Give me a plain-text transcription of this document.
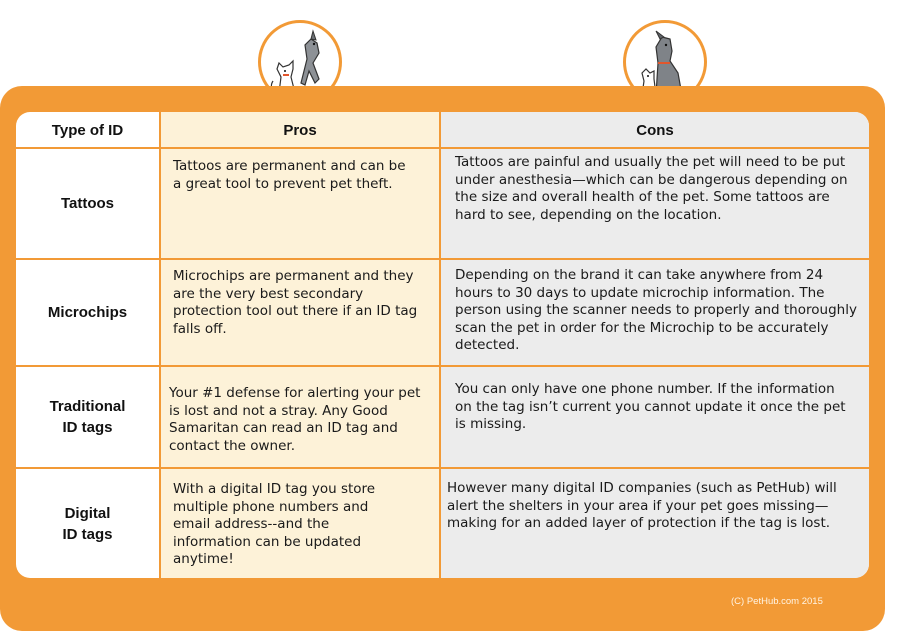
Type of ID	Pros	Cons
Tattoos
Tattoos are permanent and can be a great tool to prevent pet theft.
Tattoos are painful and usually the pet will need to be put under anesthesia—which can be dangerous depending on the size and overall health of the pet. Some tattoos are hard to see, depending on the location.
Microchips
Microchips are permanent and they are the very best secondary protection tool out there if an ID tag falls off.
Depending on the brand it can take anywhere from 24 hours to 30 days to update microchip information. The person using the scanner needs to properly and thoroughly scan the pet in order for the Microchip to be accurately detected.
Traditional ID tags
Your #1 defense for alerting your pet is lost and not a stray. Any Good Samaritan can read an ID tag and contact the owner.
You can only have one phone number. If the information on the tag isn’t current you cannot update it once the pet is missing.
Digital ID tags
With a digital ID tag you store multiple phone numbers and email address--and the information can be updated anytime!
However many digital ID companies (such as PetHub) will alert the shelters in your area if your pet goes missing—making for an added layer of protection if the tag is lost.
(C) PetHub.com 2015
──────
### Your objective
Keep the pictures out of the copy and return the rest of the data above exactly.

### Answer to the problem
Give me a plain-text transcription of this document.
Type of ID	Pros	Cons
Tattoos
Tattoos are permanent and can be a great tool to prevent pet theft.
Tattoos are painful and usually the pet will need to be put under anesthesia—which can be dangerous depending on the size and overall health of the pet. Some tattoos are hard to see, depending on the location.
Microchips
Microchips are permanent and they are the very best secondary protection tool out there if an ID tag falls off.
Depending on the brand it can take anywhere from 24 hours to 30 days to update microchip information. The person using the scanner needs to properly and thoroughly scan the pet in order for the Microchip to be accurately detected.
Traditional ID tags
Your #1 defense for alerting your pet is lost and not a stray. Any Good Samaritan can read an ID tag and contact the owner.
You can only have one phone number. If the information on the tag isn’t current you cannot update it once the pet is missing.
Digital ID tags
With a digital ID tag you store multiple phone numbers and email address--and the information can be updated anytime!
However many digital ID companies (such as PetHub) will alert the shelters in your area if your pet goes missing—making for an added layer of protection if the tag is lost.
(C) PetHub.com 2015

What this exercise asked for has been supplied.